--- START OF Data supplied ---

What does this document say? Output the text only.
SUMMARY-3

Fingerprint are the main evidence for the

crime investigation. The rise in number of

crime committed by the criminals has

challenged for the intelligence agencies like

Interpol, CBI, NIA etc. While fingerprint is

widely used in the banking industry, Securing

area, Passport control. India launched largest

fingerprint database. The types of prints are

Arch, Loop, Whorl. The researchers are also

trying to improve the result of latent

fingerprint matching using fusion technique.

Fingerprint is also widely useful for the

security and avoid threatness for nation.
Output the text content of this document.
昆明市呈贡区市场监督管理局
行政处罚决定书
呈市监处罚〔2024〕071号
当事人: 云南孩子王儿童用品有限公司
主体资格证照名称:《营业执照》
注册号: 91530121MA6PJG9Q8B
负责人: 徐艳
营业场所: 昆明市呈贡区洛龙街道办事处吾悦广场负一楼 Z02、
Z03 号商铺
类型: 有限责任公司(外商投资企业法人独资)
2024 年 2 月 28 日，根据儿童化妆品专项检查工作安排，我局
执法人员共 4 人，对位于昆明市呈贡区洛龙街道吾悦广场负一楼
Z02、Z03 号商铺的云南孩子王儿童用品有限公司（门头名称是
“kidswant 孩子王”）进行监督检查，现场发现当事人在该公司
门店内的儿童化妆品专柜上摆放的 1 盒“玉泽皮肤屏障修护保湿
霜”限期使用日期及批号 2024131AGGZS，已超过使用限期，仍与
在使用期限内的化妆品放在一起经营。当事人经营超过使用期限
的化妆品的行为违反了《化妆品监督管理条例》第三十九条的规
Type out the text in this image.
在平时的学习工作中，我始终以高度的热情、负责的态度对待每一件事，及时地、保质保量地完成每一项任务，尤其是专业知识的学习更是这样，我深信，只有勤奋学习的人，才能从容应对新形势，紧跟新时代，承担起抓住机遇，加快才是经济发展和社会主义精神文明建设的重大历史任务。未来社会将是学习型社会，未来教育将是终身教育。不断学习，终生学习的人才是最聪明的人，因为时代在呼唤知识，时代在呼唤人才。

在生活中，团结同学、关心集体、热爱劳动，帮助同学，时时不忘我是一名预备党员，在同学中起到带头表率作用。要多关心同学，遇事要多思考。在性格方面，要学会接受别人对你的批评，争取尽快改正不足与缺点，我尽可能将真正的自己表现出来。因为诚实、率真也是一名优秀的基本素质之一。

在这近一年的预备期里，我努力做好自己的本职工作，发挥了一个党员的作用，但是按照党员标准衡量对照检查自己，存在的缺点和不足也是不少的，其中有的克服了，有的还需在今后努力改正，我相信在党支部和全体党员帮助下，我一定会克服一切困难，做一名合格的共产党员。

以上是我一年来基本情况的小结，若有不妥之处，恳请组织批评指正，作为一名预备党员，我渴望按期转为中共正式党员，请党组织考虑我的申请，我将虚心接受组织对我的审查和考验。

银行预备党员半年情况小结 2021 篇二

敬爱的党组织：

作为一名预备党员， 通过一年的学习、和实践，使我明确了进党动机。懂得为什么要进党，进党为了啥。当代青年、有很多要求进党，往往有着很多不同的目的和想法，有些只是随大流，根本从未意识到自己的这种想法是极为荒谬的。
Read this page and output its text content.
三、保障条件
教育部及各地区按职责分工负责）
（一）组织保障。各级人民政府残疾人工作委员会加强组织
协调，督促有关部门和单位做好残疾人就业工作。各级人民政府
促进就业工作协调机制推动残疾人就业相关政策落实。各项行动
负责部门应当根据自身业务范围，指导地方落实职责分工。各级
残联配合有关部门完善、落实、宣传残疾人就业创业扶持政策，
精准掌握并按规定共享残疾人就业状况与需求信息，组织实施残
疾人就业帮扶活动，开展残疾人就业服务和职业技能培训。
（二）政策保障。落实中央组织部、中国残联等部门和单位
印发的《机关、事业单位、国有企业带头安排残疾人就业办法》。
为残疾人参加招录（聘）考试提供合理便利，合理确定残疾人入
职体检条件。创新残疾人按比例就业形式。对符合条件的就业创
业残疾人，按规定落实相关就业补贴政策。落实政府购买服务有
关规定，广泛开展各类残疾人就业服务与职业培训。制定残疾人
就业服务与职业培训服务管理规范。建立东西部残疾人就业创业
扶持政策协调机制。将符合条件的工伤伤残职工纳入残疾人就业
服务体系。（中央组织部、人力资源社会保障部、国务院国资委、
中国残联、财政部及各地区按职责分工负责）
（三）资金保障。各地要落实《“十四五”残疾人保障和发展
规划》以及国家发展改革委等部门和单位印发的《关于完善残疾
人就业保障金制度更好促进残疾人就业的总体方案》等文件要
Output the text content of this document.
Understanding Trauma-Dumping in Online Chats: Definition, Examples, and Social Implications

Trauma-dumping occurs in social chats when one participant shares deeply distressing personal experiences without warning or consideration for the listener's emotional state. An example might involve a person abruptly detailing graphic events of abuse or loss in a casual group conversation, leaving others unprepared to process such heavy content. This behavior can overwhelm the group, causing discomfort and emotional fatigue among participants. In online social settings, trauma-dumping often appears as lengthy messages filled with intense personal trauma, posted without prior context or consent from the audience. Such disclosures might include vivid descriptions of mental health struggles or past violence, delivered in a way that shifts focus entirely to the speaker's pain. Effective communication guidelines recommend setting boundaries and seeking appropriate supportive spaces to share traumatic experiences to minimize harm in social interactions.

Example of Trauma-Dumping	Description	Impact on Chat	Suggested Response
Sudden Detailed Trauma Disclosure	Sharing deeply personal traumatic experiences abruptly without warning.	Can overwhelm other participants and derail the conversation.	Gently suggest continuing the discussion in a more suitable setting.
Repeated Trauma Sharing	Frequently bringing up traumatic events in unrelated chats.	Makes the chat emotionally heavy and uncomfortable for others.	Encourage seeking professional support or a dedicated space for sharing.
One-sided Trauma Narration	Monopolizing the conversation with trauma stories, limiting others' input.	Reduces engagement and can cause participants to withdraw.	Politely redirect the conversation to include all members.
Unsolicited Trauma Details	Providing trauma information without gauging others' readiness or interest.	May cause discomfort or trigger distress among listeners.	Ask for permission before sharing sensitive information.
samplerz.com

--- END OF Data supplied ---

To do:
Extract each line holding the word "cause" from the records.

Reply:
One-sided Trauma Narration	Monopolizing the conversation with trauma stories, limiting others' input.	Reduces engagement and can cause participants to withdraw.	Politely redirect the conversation to include all members.
Unsolicited Trauma Details	Providing trauma information without gauging others' readiness or interest.	May cause discomfort or trigger distress among listeners.	Ask for permission before sharing sensitive information.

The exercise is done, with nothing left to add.